- [GIVEN RECORDS]

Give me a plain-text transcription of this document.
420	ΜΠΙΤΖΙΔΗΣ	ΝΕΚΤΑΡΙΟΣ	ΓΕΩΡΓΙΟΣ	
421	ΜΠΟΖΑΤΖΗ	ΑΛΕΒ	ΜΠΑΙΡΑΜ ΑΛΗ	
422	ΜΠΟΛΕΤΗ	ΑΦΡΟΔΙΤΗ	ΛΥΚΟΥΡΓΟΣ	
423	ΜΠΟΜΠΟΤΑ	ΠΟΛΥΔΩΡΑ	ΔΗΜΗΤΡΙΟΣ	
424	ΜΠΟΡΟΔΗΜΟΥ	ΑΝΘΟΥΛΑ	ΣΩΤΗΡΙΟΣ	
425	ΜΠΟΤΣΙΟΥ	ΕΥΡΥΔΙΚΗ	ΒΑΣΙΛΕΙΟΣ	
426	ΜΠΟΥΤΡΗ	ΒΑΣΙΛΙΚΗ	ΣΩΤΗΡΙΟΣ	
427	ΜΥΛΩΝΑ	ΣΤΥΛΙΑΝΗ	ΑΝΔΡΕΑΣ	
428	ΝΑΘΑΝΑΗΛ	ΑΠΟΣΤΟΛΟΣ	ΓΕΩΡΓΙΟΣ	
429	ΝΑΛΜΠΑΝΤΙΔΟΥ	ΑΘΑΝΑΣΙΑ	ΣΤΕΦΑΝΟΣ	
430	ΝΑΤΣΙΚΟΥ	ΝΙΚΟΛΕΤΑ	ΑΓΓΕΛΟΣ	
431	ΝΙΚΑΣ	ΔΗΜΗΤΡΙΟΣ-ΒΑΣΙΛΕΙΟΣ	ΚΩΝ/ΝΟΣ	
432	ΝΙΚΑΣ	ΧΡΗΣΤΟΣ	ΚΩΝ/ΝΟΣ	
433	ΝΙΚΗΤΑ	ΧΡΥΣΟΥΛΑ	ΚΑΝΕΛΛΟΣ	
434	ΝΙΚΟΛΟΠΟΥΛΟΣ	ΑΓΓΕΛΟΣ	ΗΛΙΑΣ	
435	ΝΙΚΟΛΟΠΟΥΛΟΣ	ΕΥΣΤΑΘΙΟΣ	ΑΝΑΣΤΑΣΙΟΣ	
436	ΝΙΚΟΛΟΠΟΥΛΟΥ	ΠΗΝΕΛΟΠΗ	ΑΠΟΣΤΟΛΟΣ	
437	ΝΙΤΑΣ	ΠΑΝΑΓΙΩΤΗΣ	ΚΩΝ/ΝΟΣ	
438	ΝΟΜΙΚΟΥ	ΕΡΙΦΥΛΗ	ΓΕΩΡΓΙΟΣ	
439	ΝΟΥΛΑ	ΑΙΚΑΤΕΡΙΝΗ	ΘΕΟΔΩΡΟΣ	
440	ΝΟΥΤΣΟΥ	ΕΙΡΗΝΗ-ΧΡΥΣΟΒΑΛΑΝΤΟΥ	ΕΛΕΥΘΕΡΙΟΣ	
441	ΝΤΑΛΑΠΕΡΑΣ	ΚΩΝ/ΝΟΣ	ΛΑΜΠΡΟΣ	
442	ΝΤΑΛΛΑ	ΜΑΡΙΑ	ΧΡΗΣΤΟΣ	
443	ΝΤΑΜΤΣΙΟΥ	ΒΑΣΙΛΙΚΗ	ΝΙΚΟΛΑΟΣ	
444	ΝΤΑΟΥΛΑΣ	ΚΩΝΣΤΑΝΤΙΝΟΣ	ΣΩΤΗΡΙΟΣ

- [SHORT EXERCISE]
From the entries, copy out each line containing the word "ΧΡΗΣΤΟΣ".

- [IN RESPONSE]
432	ΝΙΚΑΣ	ΧΡΗΣΤΟΣ	ΚΩΝ/ΝΟΣ	
442	ΝΤΑΛΛΑ	ΜΑΡΙΑ	ΧΡΗΣΤΟΣ	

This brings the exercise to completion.